Given task:
Below are entries. Pull out all lines containing "domu".

>> START Input rows

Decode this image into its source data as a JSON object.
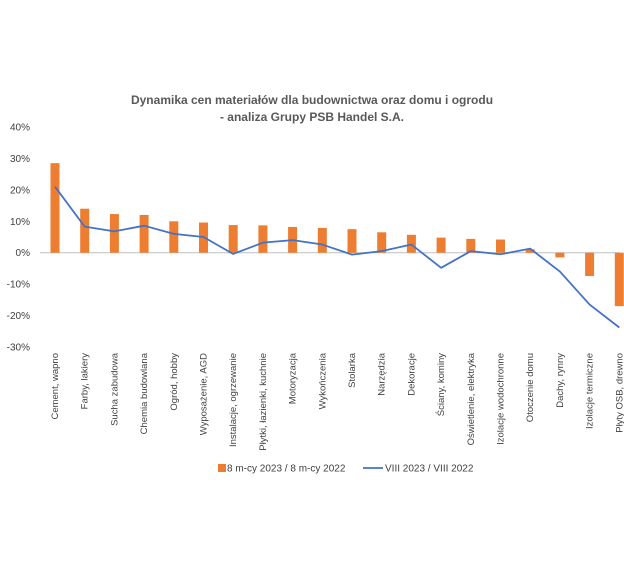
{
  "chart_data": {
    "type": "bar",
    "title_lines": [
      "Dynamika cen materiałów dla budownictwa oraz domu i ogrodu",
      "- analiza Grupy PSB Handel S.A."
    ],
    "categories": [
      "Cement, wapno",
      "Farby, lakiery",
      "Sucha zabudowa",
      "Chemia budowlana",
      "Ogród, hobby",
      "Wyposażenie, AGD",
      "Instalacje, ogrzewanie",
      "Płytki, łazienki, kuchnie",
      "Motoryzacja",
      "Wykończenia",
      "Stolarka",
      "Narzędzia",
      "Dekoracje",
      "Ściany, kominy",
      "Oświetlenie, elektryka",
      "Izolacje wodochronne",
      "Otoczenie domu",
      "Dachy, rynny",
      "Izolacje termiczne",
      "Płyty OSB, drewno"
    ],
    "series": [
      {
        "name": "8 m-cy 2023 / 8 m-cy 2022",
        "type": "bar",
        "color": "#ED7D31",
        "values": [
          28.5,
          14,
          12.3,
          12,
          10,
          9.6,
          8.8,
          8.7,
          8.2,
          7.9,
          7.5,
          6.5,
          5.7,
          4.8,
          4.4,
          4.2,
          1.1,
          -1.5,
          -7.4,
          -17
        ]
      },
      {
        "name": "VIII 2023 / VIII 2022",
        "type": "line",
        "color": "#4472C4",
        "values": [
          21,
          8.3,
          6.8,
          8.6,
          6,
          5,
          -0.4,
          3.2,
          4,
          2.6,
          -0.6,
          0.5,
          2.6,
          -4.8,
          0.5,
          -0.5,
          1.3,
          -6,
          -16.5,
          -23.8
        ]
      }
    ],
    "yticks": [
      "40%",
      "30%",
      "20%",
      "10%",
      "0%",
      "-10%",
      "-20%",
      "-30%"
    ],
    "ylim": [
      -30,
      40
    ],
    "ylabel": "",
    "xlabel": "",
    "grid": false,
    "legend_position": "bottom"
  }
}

>> END Input rows

Output for this task:
      "Dynamika cen materiałów dla budownictwa oraz domu i ogrodu",
      "Otoczenie domu",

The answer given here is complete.